══ RECORDS ══
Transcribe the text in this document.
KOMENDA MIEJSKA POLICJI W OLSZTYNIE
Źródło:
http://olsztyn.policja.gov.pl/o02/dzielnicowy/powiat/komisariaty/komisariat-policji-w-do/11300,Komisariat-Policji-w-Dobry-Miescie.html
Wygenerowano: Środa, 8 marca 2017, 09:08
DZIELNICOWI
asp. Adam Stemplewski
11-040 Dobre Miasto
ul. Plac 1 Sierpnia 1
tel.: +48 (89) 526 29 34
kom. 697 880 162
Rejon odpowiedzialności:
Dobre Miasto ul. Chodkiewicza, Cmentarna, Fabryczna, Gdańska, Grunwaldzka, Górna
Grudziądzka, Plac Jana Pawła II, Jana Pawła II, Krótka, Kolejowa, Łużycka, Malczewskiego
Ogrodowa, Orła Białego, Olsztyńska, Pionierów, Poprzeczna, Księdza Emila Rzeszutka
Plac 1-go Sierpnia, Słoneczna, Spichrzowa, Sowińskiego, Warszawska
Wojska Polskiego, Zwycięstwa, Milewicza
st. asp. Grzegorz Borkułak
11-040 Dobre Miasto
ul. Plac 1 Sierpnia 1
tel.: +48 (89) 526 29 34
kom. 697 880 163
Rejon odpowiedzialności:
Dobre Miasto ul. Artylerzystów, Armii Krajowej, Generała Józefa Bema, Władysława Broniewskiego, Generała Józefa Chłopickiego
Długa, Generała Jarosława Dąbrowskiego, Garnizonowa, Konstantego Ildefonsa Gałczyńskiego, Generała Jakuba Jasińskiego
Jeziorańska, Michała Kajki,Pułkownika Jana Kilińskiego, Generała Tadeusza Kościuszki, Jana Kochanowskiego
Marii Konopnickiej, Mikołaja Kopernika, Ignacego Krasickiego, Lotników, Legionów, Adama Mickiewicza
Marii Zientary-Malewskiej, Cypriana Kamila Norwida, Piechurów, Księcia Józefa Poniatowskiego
═══
-- GOAL --
Copy all lines above containing the string "Jana".

-- FINAL ANSWER --
Grudziądzka, Plac Jana Pawła II, Jana Pawła II, Krótka, Kolejowa, Łużycka, Malczewskiego
Jeziorańska, Michała Kajki,Pułkownika Jana Kilińskiego, Generała Tadeusza Kościuszki, Jana Kochanowskiego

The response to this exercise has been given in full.